What you need to do: Check each line below for the word "object", and copy those that have it.

Task input:
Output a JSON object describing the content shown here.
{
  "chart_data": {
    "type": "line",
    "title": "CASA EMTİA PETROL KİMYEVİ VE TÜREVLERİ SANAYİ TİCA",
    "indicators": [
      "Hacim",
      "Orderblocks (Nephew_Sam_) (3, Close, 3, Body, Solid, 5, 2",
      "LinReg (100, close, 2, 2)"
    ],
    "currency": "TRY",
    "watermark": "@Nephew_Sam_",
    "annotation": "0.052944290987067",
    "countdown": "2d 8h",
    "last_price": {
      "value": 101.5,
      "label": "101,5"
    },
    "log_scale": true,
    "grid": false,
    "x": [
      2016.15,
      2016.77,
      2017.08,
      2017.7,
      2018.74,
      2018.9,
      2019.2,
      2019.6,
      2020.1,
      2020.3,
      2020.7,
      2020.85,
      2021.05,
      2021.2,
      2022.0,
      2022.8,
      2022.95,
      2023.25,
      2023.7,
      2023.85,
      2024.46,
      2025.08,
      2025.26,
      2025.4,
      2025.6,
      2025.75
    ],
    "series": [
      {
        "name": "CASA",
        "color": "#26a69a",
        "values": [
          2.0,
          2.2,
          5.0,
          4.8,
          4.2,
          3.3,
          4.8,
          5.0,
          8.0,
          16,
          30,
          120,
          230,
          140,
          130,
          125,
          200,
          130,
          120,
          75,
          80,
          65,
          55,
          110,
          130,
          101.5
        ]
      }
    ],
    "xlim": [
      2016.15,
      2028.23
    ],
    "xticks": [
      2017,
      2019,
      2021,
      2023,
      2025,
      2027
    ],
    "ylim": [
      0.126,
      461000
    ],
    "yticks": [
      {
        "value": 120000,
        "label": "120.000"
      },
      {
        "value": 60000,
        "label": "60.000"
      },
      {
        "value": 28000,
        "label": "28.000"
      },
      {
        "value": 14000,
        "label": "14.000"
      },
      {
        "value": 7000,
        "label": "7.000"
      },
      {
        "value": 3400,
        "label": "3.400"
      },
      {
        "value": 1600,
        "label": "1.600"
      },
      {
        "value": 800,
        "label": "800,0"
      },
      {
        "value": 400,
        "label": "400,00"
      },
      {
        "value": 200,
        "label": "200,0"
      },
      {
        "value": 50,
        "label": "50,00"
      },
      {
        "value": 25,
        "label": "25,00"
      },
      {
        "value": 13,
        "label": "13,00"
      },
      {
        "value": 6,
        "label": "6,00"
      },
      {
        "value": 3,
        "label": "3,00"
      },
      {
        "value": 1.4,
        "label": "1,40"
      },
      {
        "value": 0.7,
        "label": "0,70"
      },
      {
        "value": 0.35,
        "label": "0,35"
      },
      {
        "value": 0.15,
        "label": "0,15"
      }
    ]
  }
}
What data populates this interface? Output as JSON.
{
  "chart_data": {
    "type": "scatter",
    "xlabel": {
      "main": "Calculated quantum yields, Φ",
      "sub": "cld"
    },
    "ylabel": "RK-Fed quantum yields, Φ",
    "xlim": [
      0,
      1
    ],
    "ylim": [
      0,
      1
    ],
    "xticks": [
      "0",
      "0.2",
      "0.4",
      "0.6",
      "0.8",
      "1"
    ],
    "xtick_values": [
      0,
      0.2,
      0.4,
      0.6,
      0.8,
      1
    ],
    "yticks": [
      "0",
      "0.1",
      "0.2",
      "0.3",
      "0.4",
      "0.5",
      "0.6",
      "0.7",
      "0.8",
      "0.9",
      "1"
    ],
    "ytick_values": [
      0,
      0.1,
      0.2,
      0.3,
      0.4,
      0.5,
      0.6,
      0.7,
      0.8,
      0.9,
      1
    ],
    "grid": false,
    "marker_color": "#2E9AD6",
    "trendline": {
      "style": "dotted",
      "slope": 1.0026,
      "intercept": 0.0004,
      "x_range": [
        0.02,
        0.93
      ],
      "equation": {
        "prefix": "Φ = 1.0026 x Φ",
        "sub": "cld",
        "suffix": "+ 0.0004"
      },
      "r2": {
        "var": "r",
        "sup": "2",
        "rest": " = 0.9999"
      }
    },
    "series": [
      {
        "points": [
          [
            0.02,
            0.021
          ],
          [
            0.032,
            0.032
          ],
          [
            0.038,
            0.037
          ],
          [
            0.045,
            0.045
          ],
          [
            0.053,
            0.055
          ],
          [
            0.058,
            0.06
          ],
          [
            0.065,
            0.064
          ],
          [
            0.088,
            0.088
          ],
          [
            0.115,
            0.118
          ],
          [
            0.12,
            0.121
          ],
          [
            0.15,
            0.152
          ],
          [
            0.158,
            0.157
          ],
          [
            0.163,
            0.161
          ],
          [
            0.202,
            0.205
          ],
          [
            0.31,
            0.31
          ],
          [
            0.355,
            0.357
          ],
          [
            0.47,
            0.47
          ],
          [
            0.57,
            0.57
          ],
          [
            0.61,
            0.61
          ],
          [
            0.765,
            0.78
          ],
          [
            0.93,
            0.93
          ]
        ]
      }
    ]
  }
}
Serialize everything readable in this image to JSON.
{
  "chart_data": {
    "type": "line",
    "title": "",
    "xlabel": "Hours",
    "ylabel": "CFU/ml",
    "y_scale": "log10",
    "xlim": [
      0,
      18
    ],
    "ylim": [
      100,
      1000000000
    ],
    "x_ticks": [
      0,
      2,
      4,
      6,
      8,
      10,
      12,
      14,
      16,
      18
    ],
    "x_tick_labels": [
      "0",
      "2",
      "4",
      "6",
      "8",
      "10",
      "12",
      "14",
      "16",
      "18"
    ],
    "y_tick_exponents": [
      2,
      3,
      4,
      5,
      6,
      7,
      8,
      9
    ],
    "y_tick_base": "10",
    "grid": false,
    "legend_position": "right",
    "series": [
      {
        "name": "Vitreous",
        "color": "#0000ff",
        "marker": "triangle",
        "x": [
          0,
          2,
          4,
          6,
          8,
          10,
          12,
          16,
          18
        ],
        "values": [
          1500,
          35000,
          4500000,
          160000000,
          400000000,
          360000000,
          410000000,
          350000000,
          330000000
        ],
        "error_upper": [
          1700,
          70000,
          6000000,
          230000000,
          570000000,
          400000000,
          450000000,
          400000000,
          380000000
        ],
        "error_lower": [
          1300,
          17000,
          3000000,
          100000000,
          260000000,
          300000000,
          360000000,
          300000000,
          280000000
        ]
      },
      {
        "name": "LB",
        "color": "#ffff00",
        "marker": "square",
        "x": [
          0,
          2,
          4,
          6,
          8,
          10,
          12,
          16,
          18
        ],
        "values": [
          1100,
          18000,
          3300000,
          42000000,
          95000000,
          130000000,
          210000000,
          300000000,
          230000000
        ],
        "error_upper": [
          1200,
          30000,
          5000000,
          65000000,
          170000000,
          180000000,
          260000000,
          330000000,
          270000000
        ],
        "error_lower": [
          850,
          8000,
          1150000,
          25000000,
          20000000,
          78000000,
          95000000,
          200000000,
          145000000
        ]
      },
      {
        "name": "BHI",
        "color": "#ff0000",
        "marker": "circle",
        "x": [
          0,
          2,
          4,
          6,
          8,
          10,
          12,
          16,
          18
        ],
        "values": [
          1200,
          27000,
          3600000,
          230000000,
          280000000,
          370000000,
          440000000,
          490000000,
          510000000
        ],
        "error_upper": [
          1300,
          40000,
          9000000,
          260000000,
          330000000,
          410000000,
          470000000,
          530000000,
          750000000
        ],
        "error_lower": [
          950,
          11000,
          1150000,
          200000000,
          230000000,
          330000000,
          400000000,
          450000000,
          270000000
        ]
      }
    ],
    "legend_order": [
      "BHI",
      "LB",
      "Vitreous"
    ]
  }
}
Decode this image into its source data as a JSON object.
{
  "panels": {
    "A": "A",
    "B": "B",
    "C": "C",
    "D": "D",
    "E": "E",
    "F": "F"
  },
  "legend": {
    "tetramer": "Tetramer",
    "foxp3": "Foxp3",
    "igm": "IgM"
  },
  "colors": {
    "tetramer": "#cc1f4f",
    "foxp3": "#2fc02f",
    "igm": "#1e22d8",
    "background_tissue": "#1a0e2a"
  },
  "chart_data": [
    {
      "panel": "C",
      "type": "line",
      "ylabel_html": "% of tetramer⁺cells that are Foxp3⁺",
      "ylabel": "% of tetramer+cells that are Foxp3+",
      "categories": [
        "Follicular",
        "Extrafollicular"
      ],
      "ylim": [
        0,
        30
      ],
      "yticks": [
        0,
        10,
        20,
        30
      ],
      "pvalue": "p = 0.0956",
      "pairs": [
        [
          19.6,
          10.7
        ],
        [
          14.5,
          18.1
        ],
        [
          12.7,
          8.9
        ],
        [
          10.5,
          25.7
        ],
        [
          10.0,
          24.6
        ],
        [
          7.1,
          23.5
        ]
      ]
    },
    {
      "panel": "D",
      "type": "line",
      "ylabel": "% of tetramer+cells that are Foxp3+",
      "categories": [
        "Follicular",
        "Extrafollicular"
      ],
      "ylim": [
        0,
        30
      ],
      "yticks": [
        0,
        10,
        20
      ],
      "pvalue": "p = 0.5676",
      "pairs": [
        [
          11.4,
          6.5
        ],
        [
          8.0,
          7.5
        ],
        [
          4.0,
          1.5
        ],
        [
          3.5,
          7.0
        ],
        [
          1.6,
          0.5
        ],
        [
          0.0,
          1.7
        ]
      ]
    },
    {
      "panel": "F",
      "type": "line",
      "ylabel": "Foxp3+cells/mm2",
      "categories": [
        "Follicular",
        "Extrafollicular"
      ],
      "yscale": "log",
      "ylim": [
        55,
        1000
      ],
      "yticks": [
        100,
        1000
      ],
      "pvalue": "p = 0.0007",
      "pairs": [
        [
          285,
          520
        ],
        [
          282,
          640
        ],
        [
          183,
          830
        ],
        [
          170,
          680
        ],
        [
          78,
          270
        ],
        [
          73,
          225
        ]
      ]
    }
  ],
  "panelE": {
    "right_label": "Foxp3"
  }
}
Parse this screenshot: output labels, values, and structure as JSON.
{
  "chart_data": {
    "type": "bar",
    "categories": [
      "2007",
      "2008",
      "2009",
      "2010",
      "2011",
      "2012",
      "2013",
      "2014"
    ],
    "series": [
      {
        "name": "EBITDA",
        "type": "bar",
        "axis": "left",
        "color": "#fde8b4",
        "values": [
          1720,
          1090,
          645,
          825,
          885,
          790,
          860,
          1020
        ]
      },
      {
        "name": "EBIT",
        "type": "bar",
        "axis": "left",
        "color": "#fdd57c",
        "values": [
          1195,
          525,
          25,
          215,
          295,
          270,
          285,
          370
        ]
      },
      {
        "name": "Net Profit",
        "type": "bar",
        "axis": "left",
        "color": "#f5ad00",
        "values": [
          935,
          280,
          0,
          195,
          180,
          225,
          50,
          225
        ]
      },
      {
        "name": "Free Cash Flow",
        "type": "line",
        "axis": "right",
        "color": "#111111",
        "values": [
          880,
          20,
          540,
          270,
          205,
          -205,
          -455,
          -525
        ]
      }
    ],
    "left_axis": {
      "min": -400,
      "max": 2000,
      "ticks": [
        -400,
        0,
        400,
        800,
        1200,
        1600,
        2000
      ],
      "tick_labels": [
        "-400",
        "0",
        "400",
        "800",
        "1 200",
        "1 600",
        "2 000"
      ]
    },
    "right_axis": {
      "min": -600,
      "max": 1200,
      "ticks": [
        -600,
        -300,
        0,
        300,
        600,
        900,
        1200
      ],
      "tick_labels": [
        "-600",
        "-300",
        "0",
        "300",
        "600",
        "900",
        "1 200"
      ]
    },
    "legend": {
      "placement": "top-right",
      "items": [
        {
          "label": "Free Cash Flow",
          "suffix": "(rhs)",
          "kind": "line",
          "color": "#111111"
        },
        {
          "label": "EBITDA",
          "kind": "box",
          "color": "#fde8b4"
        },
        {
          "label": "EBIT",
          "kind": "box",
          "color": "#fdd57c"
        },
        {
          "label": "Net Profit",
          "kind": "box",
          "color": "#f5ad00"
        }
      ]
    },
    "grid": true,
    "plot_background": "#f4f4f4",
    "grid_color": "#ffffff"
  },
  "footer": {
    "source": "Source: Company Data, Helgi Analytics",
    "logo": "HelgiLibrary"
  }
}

Answer to the task:
Output a JSON object describing the content shown here.
Decode this image into its source data as a JSON object.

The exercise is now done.